[Extracted data entries]
********************

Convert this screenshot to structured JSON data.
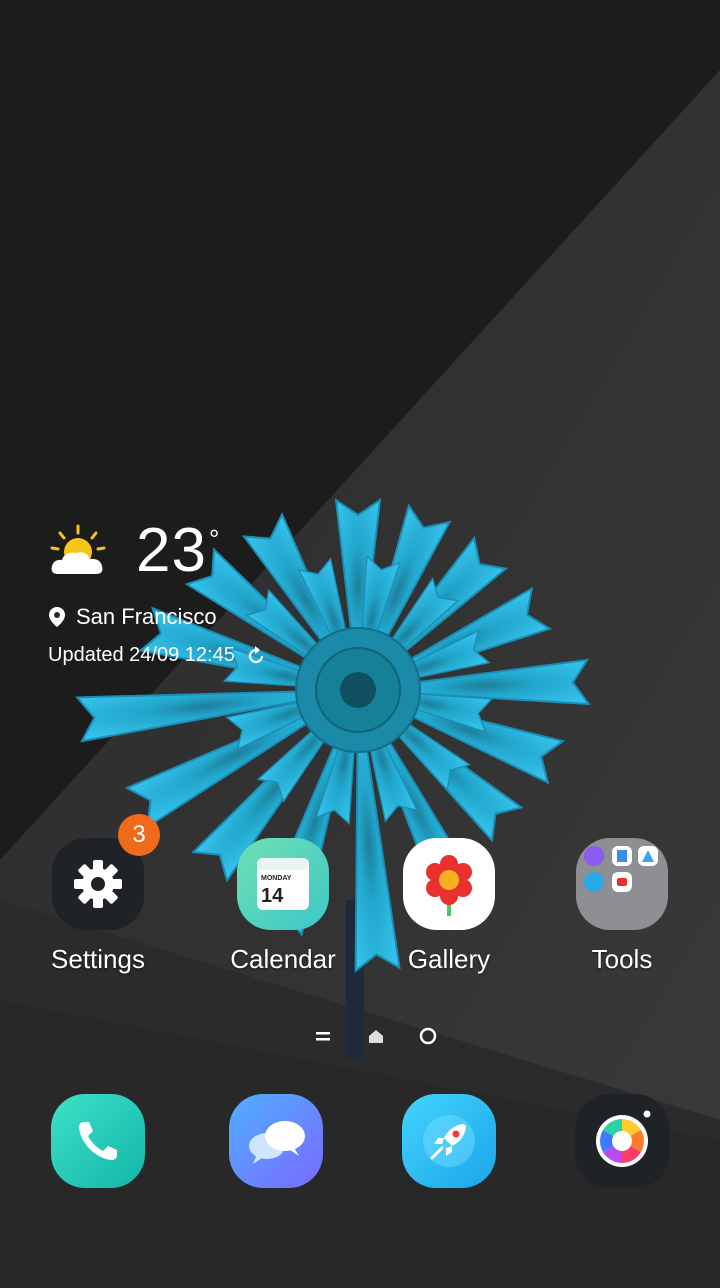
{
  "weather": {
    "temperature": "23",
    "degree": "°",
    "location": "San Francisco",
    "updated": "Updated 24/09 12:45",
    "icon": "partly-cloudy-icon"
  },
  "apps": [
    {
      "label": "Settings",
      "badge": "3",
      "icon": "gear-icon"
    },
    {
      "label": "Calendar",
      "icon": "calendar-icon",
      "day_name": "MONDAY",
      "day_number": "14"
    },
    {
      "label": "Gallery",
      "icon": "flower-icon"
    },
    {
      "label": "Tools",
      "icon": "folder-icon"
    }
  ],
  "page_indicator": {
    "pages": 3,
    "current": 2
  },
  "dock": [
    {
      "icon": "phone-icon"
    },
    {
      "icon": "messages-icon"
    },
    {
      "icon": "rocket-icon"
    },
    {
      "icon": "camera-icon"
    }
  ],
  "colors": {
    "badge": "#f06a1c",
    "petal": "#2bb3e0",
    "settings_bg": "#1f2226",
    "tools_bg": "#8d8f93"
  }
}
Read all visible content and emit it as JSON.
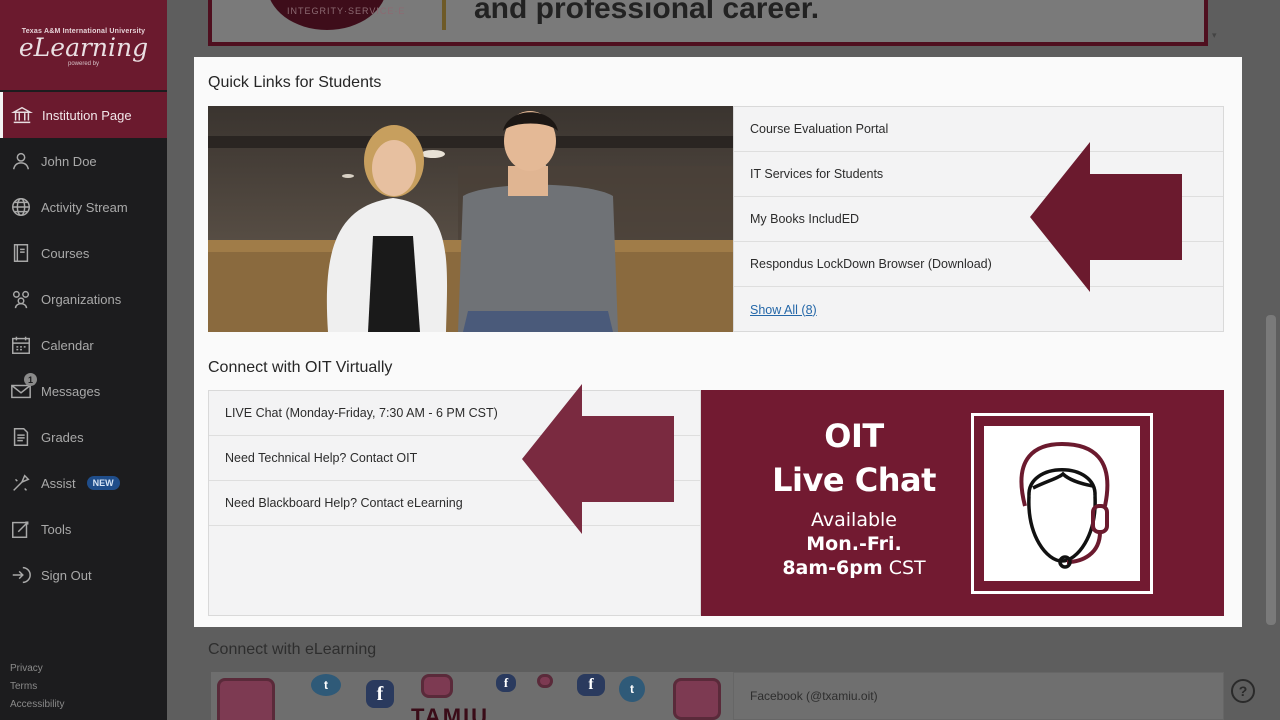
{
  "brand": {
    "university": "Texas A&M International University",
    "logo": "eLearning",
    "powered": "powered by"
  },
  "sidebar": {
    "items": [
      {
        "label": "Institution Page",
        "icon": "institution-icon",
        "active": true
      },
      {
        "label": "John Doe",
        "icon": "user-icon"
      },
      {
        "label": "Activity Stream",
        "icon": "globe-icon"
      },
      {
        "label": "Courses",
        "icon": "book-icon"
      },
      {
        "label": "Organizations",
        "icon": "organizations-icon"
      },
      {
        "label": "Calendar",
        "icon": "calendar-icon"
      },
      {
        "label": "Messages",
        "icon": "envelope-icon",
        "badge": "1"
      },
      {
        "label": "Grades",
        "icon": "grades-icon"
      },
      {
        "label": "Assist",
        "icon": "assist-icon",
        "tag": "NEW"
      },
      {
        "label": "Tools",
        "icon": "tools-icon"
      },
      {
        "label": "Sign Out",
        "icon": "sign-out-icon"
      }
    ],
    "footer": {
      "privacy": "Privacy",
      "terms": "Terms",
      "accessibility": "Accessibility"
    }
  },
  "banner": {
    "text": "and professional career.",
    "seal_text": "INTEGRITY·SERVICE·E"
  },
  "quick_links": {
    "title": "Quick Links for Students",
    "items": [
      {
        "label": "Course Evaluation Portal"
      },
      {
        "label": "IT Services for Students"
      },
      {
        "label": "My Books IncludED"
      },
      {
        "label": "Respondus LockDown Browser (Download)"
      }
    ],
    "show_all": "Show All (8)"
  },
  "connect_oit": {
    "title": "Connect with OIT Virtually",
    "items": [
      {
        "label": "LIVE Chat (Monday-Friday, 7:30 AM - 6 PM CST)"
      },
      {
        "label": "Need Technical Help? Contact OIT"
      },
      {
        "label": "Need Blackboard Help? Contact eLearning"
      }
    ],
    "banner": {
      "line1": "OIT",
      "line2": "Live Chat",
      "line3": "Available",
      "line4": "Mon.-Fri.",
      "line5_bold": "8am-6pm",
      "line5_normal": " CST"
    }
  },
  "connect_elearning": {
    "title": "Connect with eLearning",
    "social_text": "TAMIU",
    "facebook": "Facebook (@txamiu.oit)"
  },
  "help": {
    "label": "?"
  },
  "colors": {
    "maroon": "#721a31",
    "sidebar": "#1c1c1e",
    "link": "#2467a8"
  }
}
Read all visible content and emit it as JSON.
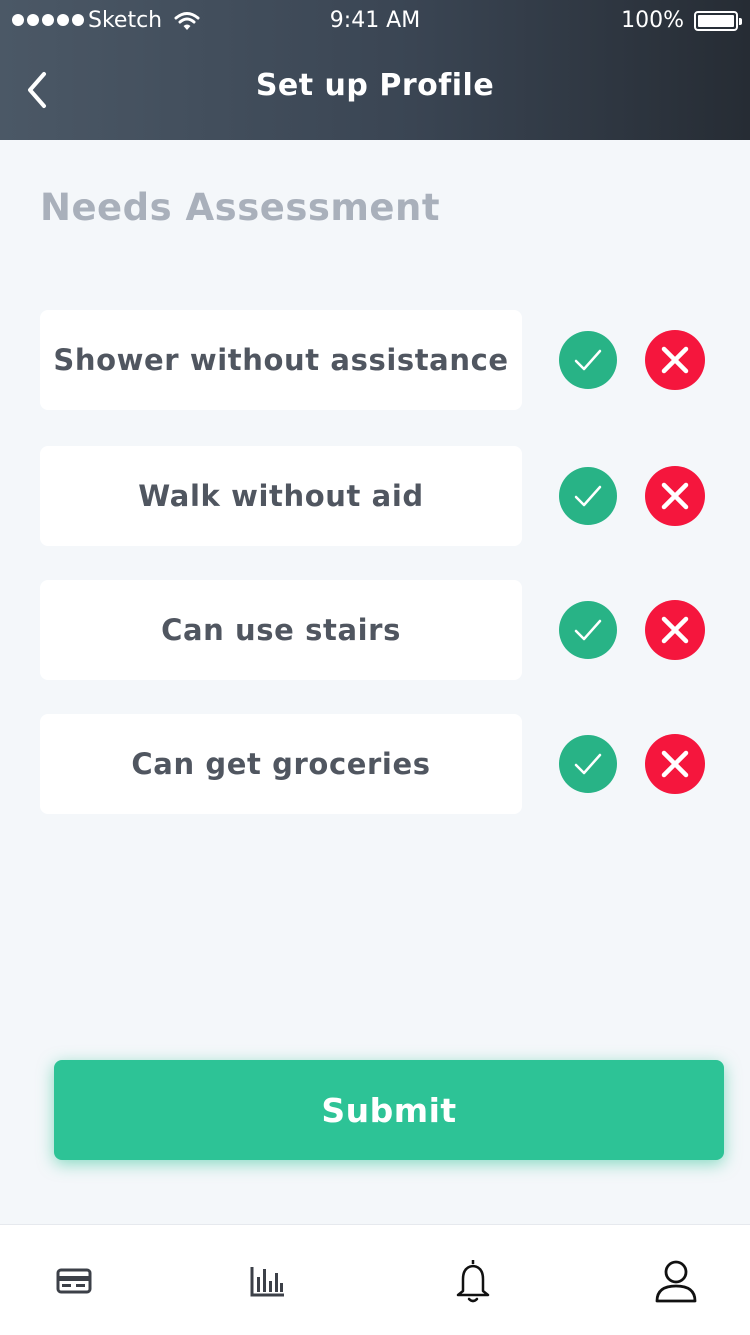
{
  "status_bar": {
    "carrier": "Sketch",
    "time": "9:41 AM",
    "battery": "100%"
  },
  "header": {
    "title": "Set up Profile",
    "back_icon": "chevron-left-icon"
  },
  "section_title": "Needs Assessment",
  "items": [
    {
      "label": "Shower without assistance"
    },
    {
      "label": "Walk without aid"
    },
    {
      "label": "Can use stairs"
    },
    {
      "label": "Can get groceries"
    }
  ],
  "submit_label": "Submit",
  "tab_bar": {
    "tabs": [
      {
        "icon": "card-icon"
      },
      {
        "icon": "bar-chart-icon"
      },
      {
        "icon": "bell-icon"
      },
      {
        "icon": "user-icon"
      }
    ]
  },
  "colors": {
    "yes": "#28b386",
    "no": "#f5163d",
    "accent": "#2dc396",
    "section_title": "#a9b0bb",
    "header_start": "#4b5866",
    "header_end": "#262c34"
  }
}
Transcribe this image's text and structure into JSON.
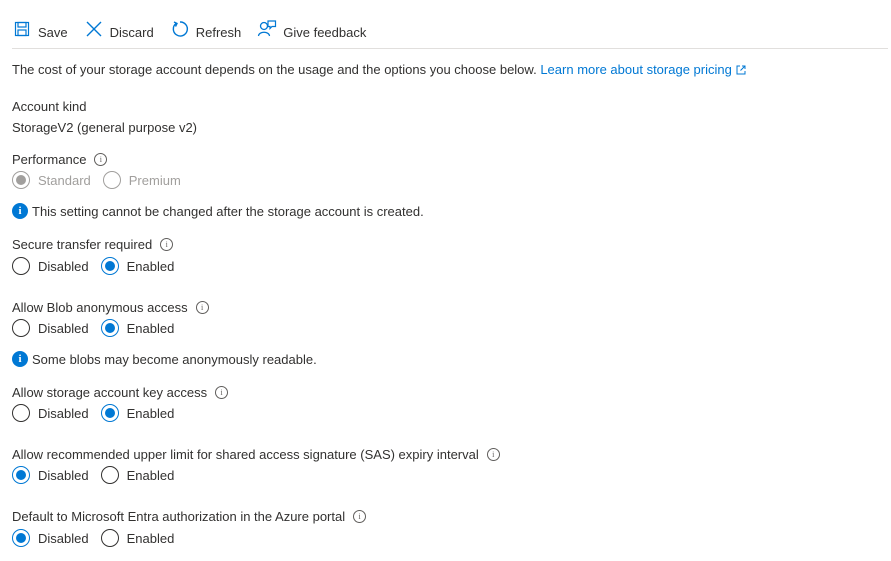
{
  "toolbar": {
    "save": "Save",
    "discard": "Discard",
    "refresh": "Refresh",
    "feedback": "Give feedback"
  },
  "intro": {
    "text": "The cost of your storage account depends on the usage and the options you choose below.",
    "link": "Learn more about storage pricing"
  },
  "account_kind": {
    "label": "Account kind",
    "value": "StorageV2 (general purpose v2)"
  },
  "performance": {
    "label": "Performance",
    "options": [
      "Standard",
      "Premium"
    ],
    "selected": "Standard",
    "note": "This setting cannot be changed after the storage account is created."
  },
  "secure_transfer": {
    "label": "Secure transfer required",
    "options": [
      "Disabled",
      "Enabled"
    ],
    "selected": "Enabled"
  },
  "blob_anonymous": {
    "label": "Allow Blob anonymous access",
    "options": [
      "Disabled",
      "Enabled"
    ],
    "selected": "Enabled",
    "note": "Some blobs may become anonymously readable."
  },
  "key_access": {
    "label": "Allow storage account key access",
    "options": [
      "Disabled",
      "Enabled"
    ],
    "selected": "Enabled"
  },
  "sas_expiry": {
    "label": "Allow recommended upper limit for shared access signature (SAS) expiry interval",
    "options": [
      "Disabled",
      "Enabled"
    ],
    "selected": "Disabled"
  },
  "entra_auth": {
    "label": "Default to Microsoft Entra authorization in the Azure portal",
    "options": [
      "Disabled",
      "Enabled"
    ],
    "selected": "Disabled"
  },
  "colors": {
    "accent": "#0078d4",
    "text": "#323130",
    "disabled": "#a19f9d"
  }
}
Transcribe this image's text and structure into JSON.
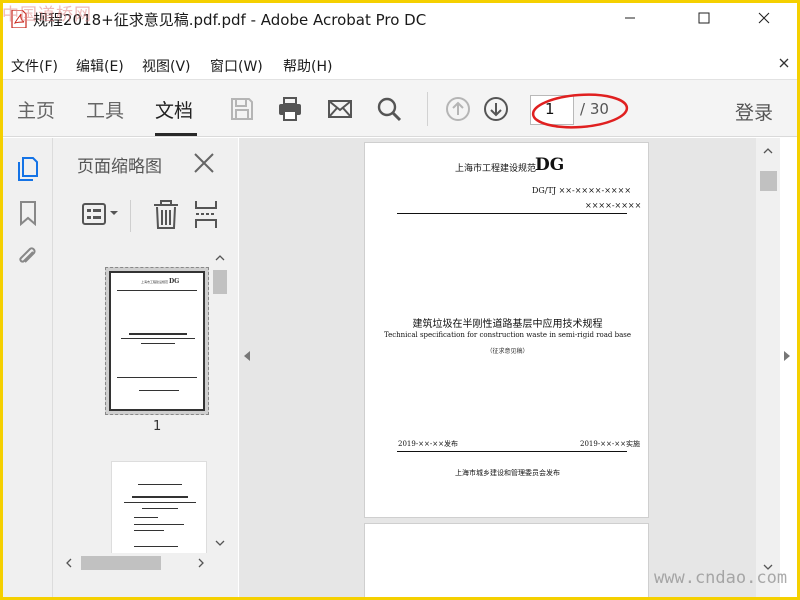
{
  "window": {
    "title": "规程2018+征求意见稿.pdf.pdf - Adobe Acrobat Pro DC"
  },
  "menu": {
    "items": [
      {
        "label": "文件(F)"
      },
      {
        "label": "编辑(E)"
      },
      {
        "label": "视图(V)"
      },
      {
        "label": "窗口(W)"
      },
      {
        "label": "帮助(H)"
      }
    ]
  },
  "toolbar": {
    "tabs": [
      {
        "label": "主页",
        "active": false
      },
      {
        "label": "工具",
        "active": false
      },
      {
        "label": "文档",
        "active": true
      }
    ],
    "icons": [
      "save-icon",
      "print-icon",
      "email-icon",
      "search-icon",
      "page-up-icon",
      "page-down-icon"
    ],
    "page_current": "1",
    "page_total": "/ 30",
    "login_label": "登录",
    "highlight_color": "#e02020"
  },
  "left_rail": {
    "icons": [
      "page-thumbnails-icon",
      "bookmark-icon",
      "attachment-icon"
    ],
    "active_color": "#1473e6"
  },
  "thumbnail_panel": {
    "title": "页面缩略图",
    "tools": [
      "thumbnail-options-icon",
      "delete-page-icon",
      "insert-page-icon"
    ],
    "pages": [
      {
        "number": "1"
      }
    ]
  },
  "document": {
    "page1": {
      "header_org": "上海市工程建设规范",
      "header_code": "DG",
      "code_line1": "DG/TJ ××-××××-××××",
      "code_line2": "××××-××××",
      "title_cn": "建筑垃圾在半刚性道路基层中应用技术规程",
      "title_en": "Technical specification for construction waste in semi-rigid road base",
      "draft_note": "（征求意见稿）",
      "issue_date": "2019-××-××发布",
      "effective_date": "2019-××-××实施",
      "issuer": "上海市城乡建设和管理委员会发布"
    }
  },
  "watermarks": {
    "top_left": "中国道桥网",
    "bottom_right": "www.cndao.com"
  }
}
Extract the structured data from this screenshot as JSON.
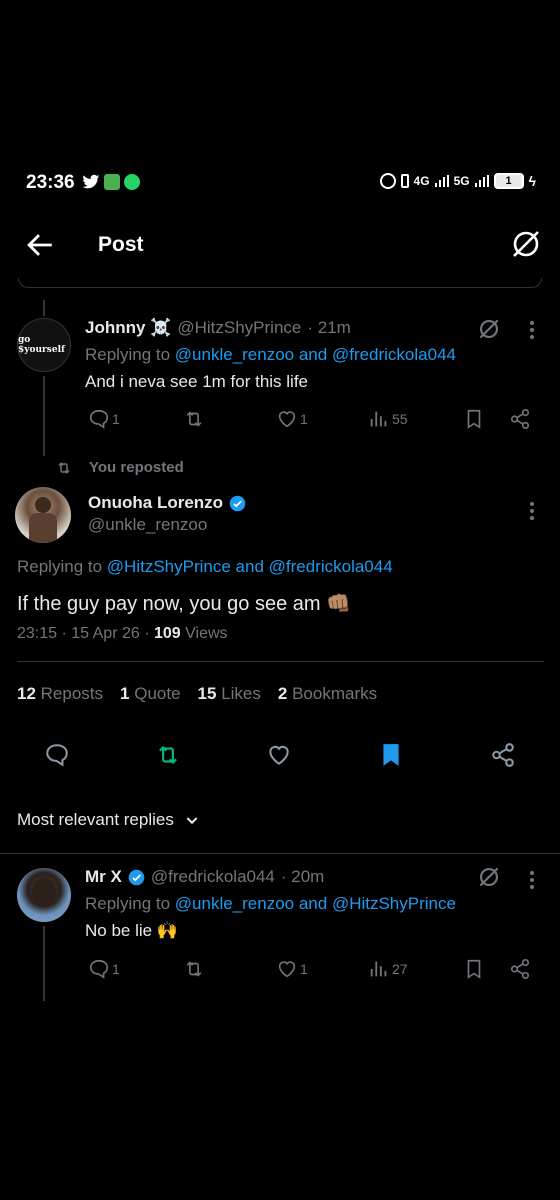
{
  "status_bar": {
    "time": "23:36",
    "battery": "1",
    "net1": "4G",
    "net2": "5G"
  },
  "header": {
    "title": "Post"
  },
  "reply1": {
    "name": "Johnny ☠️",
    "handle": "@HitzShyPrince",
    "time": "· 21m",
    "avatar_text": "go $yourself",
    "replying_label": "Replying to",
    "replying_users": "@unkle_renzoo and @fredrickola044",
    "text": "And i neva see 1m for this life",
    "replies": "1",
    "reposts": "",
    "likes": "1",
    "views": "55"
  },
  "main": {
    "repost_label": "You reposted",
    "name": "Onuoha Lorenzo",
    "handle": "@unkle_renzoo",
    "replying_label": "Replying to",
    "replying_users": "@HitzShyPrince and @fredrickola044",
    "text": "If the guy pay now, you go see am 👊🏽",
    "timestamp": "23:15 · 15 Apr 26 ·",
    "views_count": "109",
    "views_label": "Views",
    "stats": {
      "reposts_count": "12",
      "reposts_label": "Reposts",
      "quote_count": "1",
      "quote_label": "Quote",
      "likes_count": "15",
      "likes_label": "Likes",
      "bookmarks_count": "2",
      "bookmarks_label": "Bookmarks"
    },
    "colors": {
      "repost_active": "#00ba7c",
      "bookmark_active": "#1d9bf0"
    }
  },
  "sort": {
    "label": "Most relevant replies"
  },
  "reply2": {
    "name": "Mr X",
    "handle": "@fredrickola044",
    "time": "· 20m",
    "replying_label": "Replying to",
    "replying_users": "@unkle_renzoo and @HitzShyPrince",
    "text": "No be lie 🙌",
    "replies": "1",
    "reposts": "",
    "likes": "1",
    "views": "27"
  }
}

********************

» Work instructions
Starting from the line where "Extract the structured" appears, copy every line through the end of the material, both ends included, but no pictures.

» Task result
Extract the structured data from this screenshot as JSON.
{
  "status_bar": {
    "time": "23:36",
    "battery": "1",
    "net1": "4G",
    "net2": "5G"
  },
  "header": {
    "title": "Post"
  },
  "reply1": {
    "name": "Johnny ☠️",
    "handle": "@HitzShyPrince",
    "time": "· 21m",
    "avatar_text": "go $yourself",
    "replying_label": "Replying to",
    "replying_users": "@unkle_renzoo and @fredrickola044",
    "text": "And i neva see 1m for this life",
    "replies": "1",
    "reposts": "",
    "likes": "1",
    "views": "55"
  },
  "main": {
    "repost_label": "You reposted",
    "name": "Onuoha Lorenzo",
    "handle": "@unkle_renzoo",
    "replying_label": "Replying to",
    "replying_users": "@HitzShyPrince and @fredrickola044",
    "text": "If the guy pay now, you go see am 👊🏽",
    "timestamp": "23:15 · 15 Apr 26 ·",
    "views_count": "109",
    "views_label": "Views",
    "stats": {
      "reposts_count": "12",
      "reposts_label": "Reposts",
      "quote_count": "1",
      "quote_label": "Quote",
      "likes_count": "15",
      "likes_label": "Likes",
      "bookmarks_count": "2",
      "bookmarks_label": "Bookmarks"
    },
    "colors": {
      "repost_active": "#00ba7c",
      "bookmark_active": "#1d9bf0"
    }
  },
  "sort": {
    "label": "Most relevant replies"
  },
  "reply2": {
    "name": "Mr X",
    "handle": "@fredrickola044",
    "time": "· 20m",
    "replying_label": "Replying to",
    "replying_users": "@unkle_renzoo and @HitzShyPrince",
    "text": "No be lie 🙌",
    "replies": "1",
    "reposts": "",
    "likes": "1",
    "views": "27"
  }
}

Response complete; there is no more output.